GIVEN EXERCISE -
Output, word for word, every line from the line with "What text is on this page?" through the final line of the data below.

RECORDS SHOWN -
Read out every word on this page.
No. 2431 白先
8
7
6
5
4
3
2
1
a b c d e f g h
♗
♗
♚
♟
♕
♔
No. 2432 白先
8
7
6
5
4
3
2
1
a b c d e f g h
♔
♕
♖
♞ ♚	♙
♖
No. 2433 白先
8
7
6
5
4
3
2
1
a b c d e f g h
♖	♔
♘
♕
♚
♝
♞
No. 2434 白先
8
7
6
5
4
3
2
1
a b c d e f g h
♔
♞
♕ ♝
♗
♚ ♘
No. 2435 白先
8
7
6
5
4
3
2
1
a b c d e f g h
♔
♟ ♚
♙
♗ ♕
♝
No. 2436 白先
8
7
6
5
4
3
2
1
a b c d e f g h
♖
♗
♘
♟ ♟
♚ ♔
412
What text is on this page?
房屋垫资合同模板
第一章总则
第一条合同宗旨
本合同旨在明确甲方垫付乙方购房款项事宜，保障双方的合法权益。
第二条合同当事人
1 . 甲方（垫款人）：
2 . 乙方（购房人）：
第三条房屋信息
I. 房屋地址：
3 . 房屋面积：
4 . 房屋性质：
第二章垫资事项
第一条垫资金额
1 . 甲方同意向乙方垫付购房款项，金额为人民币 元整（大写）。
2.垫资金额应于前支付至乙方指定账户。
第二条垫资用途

PROBLEM SOLUTION -
What text is on this page?
房屋垫资合同模板
第一章总则
第一条合同宗旨
本合同旨在明确甲方垫付乙方购房款项事宜，保障双方的合法权益。
第二条合同当事人
1 . 甲方（垫款人）：
2 . 乙方（购房人）：
第三条房屋信息
I. 房屋地址：
3 . 房屋面积：
4 . 房屋性质：
第二章垫资事项
第一条垫资金额
1 . 甲方同意向乙方垫付购房款项，金额为人民币 元整（大写）。
2.垫资金额应于前支付至乙方指定账户。
第二条垫资用途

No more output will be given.